Data provided:
-- Opening Marker --
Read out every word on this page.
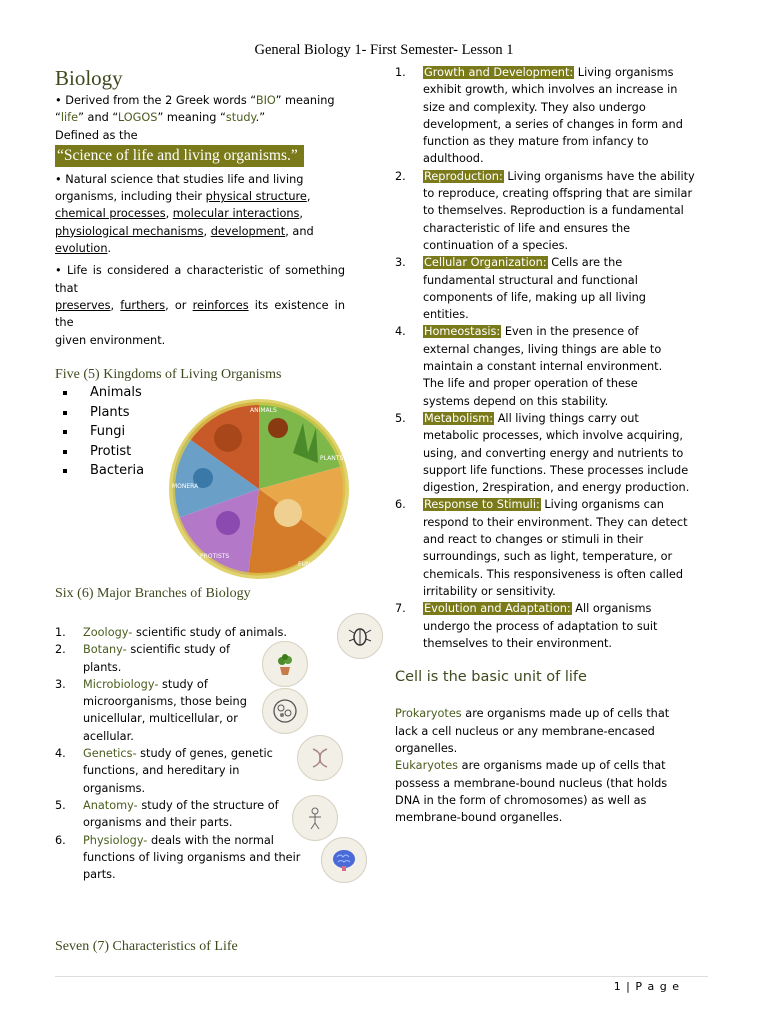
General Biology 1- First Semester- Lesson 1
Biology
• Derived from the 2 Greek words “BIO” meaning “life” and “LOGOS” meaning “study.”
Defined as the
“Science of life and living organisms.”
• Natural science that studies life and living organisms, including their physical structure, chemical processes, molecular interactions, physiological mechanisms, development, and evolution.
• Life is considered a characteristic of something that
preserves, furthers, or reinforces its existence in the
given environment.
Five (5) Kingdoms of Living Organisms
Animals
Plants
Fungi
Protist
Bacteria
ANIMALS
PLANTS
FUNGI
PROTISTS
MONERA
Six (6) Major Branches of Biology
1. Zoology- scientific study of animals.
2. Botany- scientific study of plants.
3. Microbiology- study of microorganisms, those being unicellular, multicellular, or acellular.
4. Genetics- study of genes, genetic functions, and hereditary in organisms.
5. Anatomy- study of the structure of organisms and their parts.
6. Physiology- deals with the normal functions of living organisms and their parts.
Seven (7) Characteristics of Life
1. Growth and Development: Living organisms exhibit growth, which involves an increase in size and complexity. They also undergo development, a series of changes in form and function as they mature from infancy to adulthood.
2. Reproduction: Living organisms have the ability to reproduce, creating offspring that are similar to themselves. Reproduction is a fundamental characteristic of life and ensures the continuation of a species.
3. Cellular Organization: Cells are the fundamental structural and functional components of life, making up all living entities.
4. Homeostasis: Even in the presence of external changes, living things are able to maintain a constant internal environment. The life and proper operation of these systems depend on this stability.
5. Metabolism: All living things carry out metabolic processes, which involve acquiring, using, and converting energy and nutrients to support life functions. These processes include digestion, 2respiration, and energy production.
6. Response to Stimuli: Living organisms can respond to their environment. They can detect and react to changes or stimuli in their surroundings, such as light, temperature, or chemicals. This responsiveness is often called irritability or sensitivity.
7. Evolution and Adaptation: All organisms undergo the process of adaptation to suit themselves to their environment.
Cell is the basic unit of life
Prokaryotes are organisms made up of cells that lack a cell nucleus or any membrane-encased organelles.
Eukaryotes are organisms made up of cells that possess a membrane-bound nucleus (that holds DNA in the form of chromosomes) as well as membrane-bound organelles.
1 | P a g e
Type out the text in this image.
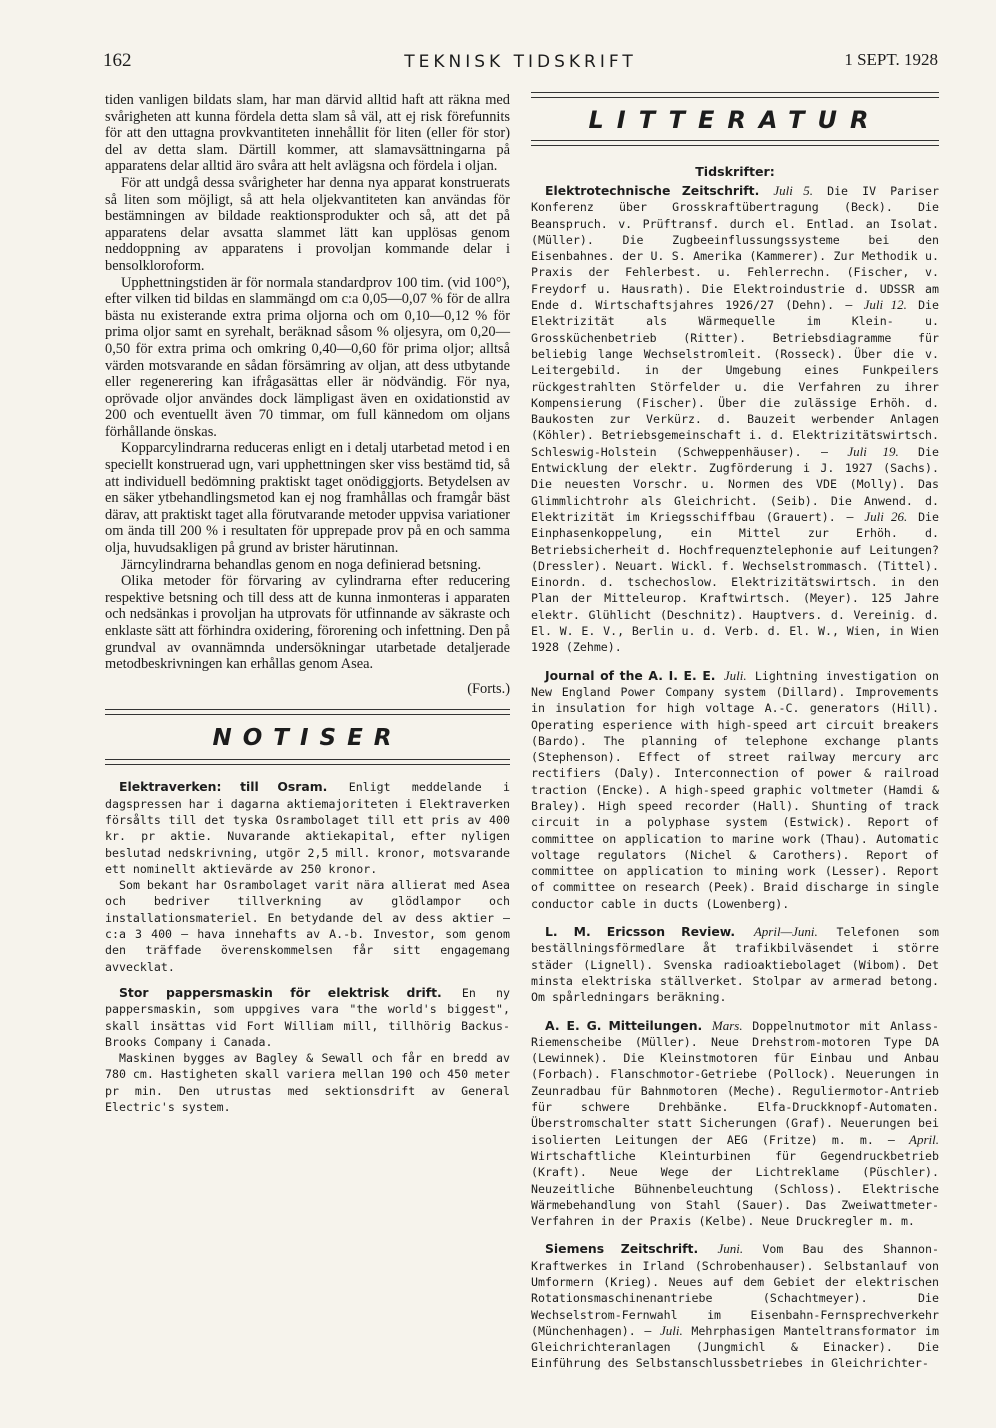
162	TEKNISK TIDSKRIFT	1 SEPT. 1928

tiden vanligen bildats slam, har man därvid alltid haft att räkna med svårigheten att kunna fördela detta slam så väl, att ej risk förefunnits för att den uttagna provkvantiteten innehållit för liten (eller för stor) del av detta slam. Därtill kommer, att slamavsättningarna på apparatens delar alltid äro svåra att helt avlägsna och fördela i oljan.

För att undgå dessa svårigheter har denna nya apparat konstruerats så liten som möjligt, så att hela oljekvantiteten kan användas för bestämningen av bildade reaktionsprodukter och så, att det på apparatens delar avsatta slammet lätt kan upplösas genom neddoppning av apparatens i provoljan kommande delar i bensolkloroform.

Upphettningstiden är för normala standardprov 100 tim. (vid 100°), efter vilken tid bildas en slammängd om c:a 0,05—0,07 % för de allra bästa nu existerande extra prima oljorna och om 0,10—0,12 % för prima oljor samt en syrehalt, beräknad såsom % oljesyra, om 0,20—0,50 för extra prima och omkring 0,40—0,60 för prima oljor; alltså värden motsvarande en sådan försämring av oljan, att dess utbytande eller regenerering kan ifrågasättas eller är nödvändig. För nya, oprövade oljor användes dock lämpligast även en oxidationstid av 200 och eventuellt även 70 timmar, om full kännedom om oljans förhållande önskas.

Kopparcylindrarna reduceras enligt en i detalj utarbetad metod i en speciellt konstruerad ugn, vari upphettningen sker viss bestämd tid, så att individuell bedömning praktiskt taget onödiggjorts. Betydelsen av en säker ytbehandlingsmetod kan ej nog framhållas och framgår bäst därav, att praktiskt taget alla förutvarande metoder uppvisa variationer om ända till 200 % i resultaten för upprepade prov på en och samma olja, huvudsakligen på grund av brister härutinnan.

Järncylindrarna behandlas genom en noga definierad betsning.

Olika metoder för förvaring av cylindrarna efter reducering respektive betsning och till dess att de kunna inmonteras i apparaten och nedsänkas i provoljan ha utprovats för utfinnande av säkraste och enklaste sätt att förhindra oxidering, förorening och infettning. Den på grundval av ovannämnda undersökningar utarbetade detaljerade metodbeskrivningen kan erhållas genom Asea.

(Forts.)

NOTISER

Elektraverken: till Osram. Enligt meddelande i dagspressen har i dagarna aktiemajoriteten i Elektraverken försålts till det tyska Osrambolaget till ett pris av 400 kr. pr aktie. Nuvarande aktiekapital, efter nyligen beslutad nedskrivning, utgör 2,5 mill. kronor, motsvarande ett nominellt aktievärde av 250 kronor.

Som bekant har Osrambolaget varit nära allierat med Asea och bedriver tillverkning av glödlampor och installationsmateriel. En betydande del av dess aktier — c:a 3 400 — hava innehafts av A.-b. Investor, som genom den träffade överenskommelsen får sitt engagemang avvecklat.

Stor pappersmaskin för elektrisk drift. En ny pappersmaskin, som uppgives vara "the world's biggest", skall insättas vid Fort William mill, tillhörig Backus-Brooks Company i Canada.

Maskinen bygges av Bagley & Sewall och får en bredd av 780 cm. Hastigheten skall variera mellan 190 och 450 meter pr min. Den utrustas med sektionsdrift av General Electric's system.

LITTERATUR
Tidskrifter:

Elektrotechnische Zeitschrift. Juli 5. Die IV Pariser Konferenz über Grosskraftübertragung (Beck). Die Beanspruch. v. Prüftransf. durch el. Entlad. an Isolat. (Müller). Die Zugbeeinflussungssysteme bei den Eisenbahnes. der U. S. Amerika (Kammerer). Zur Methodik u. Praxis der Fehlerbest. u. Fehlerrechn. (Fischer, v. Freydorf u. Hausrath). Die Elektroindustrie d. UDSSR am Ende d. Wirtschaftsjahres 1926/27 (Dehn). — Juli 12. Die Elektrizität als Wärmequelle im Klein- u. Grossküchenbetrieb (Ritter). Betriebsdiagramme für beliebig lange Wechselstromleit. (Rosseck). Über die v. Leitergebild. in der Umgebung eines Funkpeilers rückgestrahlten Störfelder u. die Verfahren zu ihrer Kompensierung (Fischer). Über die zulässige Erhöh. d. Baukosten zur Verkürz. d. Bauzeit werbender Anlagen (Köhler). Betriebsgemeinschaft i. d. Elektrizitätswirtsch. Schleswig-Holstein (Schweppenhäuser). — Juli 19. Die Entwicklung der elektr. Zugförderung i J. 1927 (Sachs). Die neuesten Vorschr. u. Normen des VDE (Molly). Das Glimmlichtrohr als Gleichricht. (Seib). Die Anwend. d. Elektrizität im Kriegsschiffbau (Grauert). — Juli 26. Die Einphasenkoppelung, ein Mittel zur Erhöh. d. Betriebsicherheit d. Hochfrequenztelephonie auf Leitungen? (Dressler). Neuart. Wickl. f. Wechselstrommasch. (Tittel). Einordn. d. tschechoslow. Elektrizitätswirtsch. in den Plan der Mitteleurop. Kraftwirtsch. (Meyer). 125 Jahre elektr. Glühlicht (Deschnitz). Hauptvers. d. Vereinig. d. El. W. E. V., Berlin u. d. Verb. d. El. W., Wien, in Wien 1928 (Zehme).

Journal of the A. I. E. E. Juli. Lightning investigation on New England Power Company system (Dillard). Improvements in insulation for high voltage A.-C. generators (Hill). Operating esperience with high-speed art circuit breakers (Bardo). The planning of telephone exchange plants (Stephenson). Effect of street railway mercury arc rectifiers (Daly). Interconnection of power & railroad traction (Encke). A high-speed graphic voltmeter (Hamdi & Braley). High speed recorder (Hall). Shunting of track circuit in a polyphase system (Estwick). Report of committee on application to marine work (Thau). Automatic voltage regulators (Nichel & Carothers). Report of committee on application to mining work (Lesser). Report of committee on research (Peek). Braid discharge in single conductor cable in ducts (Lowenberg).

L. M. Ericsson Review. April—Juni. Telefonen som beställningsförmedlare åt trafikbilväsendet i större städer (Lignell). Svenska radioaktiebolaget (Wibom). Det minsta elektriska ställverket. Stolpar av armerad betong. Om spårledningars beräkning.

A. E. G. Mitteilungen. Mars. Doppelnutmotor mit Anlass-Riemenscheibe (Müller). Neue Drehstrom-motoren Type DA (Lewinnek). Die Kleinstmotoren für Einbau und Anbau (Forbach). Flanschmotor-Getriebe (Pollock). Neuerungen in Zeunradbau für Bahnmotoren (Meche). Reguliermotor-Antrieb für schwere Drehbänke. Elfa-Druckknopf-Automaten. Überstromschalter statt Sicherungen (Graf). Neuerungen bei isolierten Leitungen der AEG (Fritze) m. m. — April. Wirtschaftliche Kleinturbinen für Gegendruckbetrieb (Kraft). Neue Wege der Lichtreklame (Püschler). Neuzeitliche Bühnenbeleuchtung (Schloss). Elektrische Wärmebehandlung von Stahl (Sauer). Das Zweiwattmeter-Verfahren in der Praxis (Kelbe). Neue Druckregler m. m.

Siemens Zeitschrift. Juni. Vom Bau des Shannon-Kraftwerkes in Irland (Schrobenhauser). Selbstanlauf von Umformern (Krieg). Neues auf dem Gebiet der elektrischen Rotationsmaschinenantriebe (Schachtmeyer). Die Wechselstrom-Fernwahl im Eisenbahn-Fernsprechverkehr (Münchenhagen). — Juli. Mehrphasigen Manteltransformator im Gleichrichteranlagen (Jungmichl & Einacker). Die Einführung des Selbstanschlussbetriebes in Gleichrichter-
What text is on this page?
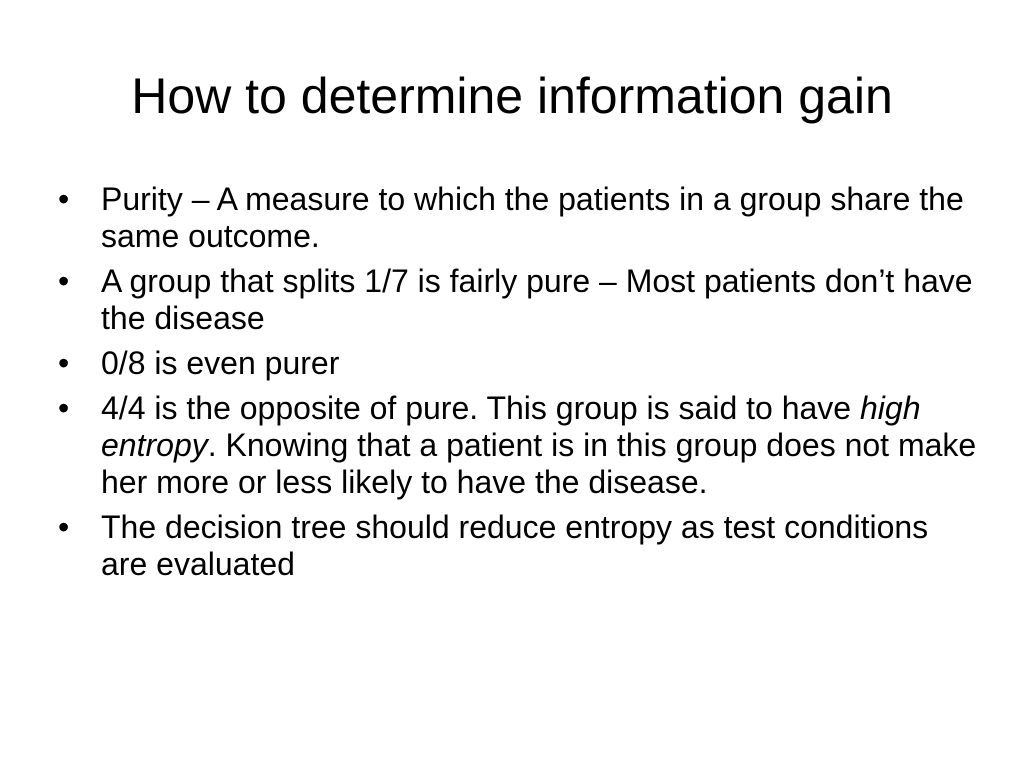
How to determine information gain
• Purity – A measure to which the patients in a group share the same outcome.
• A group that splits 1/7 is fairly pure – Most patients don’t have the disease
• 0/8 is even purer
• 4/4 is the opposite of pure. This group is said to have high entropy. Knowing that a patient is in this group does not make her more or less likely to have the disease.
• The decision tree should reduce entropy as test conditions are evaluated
-- Closing Marker --
Goal of the exercise: Your answer should consist of the lines of the listing that contain "General", copied as they stand.

Finished task:
General Biology 1- First Semester- Lesson 1
Maskinen bygges av Bagley & Sewall och får en bredd av 780 cm. Hastigheten skall variera mellan 190 och 450 meter pr min. Den utrustas med sektionsdrift av General Electric's system.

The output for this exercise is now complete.